#### [Document]
That ability is itself lexically scoped
Why the heck do you need this?
I have a few ideas:
1) I just thought of this and I think it's a good idea. Let me toss
this out there and see if it sticks! [1]
2) To get to upvalues that are masked by the same name:
local a = 1
function foo(x,y)
local a = 2
if x + y < 0 then
forget a -- get to the a that is equal to 1
return a
else
return x + y + a
end
end
Tis a silly example, but maybe gets the idea across. Why anyone
would *want* this I have no idea, since it assumes a particular
stacking of scopes and I'm not aware of anyone anymore who thinks
that dynamic scopes [2] is a good idea.
Show real-life example, please.
I'm curious as well.
It's most useful in languages with strong brorrowck, like Rust. For example:
let mut x = Some(1.0);
if let Some(ref mut v) = x {
if cond {
forget v; // without this, we would error "cannot use `x` because
it was mutably borrowed",
// but since we are ending the scope of the borrow, we
can return x
return x;
}
*v = 3.0;
}
// do some other stuff here
In Rust, there's a proposal for non-lexical lifetimes somewhere, altho
I'm not sure if it'd solve this particular case.
In Lua, the only use-case I can think of is for accessing shadowed
variables in a block scope:
function f(a, flag)

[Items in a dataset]
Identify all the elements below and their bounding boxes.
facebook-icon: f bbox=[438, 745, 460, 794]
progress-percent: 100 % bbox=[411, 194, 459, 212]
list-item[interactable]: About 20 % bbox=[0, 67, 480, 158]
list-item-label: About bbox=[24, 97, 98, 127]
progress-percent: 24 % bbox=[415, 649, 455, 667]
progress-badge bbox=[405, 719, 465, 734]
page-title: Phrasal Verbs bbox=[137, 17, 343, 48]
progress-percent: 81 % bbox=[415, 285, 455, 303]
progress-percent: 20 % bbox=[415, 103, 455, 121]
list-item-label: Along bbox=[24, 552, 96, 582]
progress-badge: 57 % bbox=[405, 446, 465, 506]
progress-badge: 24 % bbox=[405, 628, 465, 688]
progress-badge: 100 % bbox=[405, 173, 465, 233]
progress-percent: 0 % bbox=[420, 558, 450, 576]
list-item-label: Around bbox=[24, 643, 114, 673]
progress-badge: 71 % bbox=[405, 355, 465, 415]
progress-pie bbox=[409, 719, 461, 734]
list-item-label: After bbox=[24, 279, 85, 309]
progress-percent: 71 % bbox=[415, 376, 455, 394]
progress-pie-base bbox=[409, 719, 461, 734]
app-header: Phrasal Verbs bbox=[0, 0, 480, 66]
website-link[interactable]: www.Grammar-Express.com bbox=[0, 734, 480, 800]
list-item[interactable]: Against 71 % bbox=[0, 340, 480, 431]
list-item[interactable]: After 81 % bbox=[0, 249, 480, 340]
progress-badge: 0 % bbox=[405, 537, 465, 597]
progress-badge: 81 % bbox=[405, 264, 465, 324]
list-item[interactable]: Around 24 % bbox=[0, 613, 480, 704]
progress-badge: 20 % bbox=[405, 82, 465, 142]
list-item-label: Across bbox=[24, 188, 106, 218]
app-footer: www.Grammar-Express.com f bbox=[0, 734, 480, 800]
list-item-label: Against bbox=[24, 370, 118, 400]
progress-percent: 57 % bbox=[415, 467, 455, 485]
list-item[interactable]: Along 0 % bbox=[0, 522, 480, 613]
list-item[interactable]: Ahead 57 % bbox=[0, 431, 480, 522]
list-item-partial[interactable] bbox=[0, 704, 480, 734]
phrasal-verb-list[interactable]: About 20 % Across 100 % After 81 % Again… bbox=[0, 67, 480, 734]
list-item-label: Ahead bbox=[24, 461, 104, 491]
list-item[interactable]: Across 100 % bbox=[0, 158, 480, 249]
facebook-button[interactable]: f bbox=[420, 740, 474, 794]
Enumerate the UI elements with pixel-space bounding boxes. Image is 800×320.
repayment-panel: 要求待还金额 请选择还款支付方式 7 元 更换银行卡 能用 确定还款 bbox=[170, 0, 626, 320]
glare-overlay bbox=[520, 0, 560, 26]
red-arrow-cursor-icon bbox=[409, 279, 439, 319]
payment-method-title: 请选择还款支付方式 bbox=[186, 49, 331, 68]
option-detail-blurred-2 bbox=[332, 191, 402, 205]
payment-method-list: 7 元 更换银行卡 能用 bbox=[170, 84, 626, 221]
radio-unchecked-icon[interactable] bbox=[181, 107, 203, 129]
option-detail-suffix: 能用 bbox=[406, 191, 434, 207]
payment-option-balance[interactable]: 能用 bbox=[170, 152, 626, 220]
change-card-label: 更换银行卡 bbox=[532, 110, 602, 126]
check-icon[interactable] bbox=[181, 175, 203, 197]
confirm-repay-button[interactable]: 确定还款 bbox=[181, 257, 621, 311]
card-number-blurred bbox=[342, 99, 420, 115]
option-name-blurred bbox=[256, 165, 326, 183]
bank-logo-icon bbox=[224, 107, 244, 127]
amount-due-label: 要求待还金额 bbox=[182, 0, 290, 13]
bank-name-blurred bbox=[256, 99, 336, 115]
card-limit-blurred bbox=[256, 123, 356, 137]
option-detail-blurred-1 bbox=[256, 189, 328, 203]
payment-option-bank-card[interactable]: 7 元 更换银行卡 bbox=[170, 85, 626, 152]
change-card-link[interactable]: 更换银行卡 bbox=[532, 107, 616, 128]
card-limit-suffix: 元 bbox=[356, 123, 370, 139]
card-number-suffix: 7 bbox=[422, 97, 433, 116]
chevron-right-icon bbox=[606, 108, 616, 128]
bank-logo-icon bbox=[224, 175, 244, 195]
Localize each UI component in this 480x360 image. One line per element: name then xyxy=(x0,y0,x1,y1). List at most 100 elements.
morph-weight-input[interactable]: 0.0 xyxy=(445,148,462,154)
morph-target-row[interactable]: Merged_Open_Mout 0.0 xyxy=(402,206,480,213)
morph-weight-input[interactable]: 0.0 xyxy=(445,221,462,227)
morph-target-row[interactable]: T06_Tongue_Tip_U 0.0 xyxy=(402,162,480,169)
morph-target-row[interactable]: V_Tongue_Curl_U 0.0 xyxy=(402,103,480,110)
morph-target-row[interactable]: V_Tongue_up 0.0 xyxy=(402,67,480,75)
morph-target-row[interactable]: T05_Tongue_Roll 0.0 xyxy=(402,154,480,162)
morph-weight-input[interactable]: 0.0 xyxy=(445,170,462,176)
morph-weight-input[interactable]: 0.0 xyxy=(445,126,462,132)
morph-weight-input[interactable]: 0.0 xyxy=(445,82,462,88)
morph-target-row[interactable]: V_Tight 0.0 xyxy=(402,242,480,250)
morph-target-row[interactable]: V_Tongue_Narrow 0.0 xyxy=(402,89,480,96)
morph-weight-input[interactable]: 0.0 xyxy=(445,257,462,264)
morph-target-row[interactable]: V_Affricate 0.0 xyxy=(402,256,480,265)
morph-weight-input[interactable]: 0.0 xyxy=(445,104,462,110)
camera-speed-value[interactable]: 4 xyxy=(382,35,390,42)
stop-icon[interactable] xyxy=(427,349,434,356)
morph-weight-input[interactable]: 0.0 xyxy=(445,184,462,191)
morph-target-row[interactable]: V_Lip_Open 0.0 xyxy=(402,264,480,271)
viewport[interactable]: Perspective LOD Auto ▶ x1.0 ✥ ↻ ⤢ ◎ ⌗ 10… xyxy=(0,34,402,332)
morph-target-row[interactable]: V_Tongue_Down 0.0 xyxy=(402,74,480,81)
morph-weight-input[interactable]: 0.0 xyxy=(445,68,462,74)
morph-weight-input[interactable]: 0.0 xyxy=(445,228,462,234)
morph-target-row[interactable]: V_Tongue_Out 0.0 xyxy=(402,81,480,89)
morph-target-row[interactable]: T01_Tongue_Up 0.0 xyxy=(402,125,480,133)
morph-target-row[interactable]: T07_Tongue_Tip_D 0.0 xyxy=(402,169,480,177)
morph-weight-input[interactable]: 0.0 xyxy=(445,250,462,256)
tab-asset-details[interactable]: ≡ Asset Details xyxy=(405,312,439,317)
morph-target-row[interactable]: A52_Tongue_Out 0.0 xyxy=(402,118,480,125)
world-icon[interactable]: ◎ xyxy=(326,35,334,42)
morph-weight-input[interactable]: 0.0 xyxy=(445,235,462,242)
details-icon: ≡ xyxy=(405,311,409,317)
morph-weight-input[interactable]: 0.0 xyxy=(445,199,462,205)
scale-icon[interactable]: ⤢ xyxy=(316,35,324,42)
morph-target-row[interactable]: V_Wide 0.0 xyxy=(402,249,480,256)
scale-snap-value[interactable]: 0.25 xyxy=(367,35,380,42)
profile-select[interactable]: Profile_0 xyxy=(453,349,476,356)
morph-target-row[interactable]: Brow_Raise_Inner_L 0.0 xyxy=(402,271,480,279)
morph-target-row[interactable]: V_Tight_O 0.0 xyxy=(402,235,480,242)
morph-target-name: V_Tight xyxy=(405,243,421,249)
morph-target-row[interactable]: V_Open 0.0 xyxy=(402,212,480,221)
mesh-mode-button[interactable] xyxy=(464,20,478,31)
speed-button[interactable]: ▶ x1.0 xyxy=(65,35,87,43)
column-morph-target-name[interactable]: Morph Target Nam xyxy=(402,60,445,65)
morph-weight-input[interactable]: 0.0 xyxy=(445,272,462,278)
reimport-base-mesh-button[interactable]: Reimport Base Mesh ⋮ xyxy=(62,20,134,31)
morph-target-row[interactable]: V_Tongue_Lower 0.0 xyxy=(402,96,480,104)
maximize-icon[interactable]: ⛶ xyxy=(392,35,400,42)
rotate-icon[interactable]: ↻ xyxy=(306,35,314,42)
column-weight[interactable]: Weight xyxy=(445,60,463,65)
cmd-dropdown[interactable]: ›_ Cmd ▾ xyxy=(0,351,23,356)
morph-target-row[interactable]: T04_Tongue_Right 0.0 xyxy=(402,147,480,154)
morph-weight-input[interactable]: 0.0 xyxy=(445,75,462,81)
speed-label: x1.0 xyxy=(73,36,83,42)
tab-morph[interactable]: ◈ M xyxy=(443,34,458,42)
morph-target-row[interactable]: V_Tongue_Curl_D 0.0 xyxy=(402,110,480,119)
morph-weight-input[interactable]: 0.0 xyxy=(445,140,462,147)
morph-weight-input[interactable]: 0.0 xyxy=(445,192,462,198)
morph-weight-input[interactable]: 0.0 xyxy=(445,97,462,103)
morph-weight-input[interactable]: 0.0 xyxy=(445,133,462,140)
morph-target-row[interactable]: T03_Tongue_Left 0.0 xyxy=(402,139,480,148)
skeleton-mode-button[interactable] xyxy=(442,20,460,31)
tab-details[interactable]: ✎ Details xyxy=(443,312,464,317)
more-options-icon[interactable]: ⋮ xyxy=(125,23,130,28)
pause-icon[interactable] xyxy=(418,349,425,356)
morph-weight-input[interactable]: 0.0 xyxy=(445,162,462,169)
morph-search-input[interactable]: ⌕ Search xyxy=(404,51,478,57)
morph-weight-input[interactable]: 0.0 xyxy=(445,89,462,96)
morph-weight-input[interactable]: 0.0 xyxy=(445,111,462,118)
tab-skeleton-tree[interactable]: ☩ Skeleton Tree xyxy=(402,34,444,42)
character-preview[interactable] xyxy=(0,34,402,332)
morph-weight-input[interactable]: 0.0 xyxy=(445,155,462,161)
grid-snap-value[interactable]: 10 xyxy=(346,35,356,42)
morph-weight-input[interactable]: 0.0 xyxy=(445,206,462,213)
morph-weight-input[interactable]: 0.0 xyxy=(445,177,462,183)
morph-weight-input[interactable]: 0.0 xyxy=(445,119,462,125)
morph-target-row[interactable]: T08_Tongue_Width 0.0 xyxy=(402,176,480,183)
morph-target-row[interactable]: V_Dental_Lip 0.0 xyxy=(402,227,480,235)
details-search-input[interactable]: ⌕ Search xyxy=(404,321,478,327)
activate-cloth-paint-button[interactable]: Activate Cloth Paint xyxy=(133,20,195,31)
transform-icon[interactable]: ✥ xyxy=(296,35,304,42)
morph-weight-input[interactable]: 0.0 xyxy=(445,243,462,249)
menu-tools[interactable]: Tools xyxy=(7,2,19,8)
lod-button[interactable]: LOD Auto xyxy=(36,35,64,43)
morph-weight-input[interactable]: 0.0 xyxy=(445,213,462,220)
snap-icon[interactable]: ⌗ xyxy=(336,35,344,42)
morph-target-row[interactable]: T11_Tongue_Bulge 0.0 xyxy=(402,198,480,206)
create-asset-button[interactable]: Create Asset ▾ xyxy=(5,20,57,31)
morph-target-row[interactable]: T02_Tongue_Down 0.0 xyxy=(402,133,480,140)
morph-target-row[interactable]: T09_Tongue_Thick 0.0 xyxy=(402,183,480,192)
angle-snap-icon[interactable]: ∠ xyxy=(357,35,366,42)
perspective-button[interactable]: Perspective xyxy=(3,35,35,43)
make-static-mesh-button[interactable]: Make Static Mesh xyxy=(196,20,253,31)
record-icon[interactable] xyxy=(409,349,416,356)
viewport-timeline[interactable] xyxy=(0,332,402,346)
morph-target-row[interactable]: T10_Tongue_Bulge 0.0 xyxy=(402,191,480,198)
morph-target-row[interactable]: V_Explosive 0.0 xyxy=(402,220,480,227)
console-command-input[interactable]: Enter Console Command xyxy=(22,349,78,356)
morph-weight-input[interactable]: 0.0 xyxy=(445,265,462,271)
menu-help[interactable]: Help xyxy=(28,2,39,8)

#### [Stated exercise 1]
Transcribe the entries from their start through the line containing "list-item-label: About bbox=[24, 97, 98, 127]", both ends included, with no changes.
#### [Stated exercise 2]
Pick up the discussion of a proposed "forget" keyword for Lua where it stops, and continue it.

#### [Expected answer 1]
Identify all the elements below and their bounding boxes.
facebook-icon: f bbox=[438, 745, 460, 794]
progress-percent: 100 % bbox=[411, 194, 459, 212]
list-item[interactable]: About 20 % bbox=[0, 67, 480, 158]
list-item-label: About bbox=[24, 97, 98, 127]

#### [Expected answer 2]
local a = a or {}
local b = true
if flag then
forget a -- temporarily forget the shadowed `a` so we can get to
the original `a`'s nil/false-ness
b = not not a -- tobool operator
end
-- use the shadowed `a` normally
end
-spc
[1] I did this once, only it was for a feature in C that I used to do
under Assembly. Turned out to be a *very* bad idea---worse than
setjmp()/longjmp() (which it was somewhat, kind of, similar to).
[2] Example of dynanmic scope, assuming Lua support it:
x = 1
local function foo()
print(x)
end
local function bar()
local x = 2
foo()
end
foo()
1
bar()
2
foo() will use the first x it finds along the call chain, so when
bar() calls foo(), foo() will see the x in bar and print it.
This is a *bad* idea. It's one of the few bad ideas from Lisp. It
makes debugging in a large codebase more difficult.
Ew, no. I've been showing examples since this thread started.